**Challenge**
Write the entries out again exactly as they stand, but without the pictures.

**Data supplied**
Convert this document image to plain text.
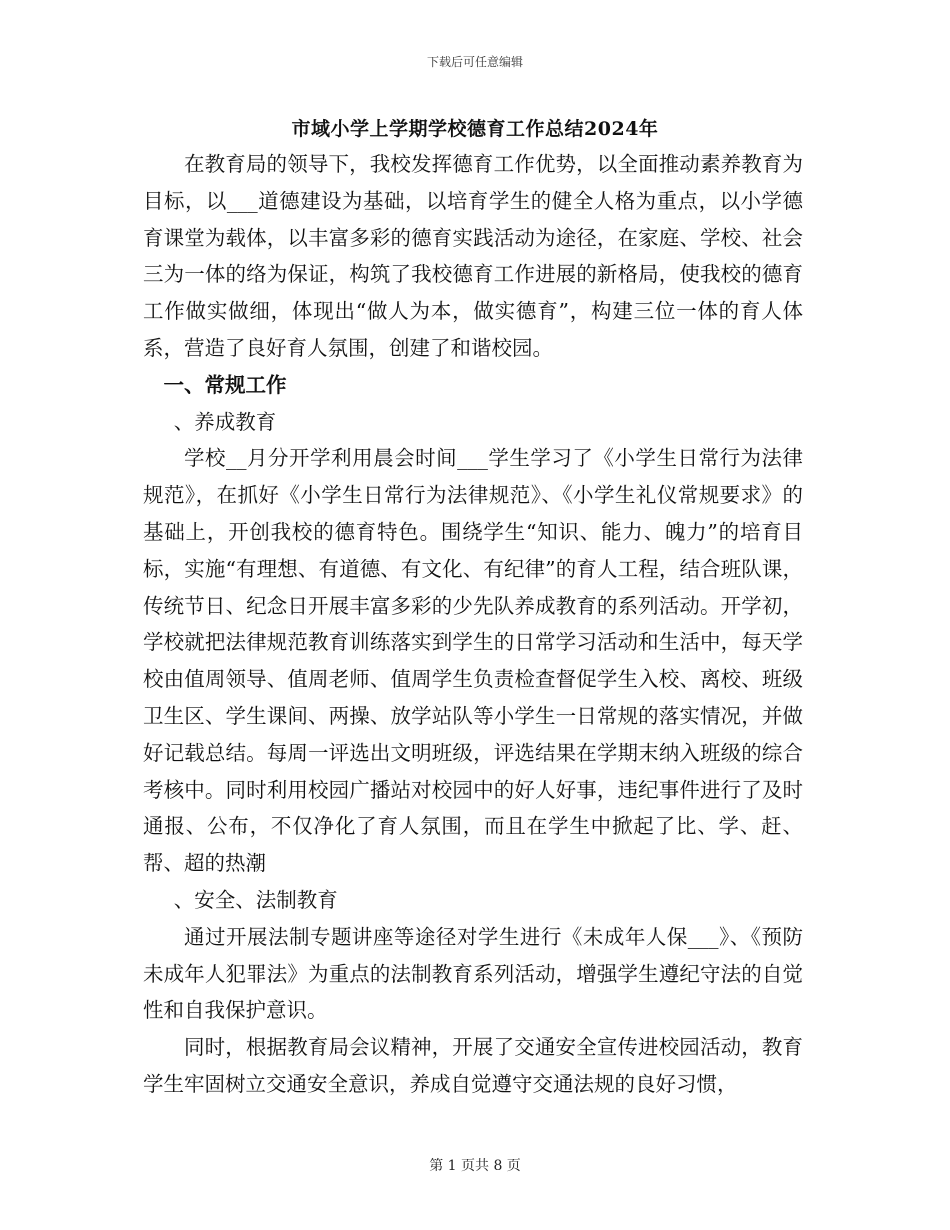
下载后可任意编辑
市域小学上学期学校德育工作总结2024年

在教育局的领导下，我校发挥德育工作优势，以全面推动素养教育为目标，以___道德建设为基础，以培育学生的健全人格为重点，以小学德育课堂为载体，以丰富多彩的德育实践活动为途径，在家庭、学校、社会三为一体的络为保证，构筑了我校德育工作进展的新格局，使我校的德育工作做实做细，体现出“做人为本，做实德育”，构建三位一体的育人体系，营造了良好育人氛围，创建了和谐校园。

一、常规工作

、养成教育

学校__月分开学利用晨会时间___学生学习了《小学生日常行为法律规范》，在抓好《小学生日常行为法律规范》、《小学生礼仪常规要求》的基础上，开创我校的德育特色。围绕学生“知识、能力、魄力”的培育目标，实施“有理想、有道德、有文化、有纪律”的育人工程，结合班队课，传统节日、纪念日开展丰富多彩的少先队养成教育的系列活动。开学初，学校就把法律规范教育训练落实到学生的日常学习活动和生活中，每天学校由值周领导、值周老师、值周学生负责检查督促学生入校、离校、班级卫生区、学生课间、两操、放学站队等小学生一日常规的落实情况，并做好记载总结。每周一评选出文明班级，评选结果在学期末纳入班级的综合考核中。同时利用校园广播站对校园中的好人好事，违纪事件进行了及时通报、公布，不仅净化了育人氛围，而且在学生中掀起了比、学、赶、帮、超的热潮

、安全、法制教育

通过开展法制专题讲座等途径对学生进行《未成年人保___》、《预防未成年人犯罪法》为重点的法制教育系列活动，增强学生遵纪守法的自觉性和自我保护意识。

同时，根据教育局会议精神，开展了交通安全宣传进校园活动，教育学生牢固树立交通安全意识，养成自觉遵守交通法规的良好习惯，

第 1 页共 8 页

**The answer**
Convert this document image to plain text.
下载后可任意编辑
市域小学上学期学校德育工作总结2024年

在教育局的领导下，我校发挥德育工作优势，以全面推动素养教育为目标，以___道德建设为基础，以培育学生的健全人格为重点，以小学德育课堂为载体，以丰富多彩的德育实践活动为途径，在家庭、学校、社会三为一体的络为保证，构筑了我校德育工作进展的新格局，使我校的德育工作做实做细，体现出“做人为本，做实德育”，构建三位一体的育人体系，营造了良好育人氛围，创建了和谐校园。

一、常规工作

、养成教育

学校__月分开学利用晨会时间___学生学习了《小学生日常行为法律规范》，在抓好《小学生日常行为法律规范》、《小学生礼仪常规要求》的基础上，开创我校的德育特色。围绕学生“知识、能力、魄力”的培育目标，实施“有理想、有道德、有文化、有纪律”的育人工程，结合班队课，传统节日、纪念日开展丰富多彩的少先队养成教育的系列活动。开学初，学校就把法律规范教育训练落实到学生的日常学习活动和生活中，每天学校由值周领导、值周老师、值周学生负责检查督促学生入校、离校、班级卫生区、学生课间、两操、放学站队等小学生一日常规的落实情况，并做好记载总结。每周一评选出文明班级，评选结果在学期末纳入班级的综合考核中。同时利用校园广播站对校园中的好人好事，违纪事件进行了及时通报、公布，不仅净化了育人氛围，而且在学生中掀起了比、学、赶、帮、超的热潮

、安全、法制教育

通过开展法制专题讲座等途径对学生进行《未成年人保___》、《预防未成年人犯罪法》为重点的法制教育系列活动，增强学生遵纪守法的自觉性和自我保护意识。

同时，根据教育局会议精神，开展了交通安全宣传进校园活动，教育学生牢固树立交通安全意识，养成自觉遵守交通法规的良好习惯，

第 1 页共 8 页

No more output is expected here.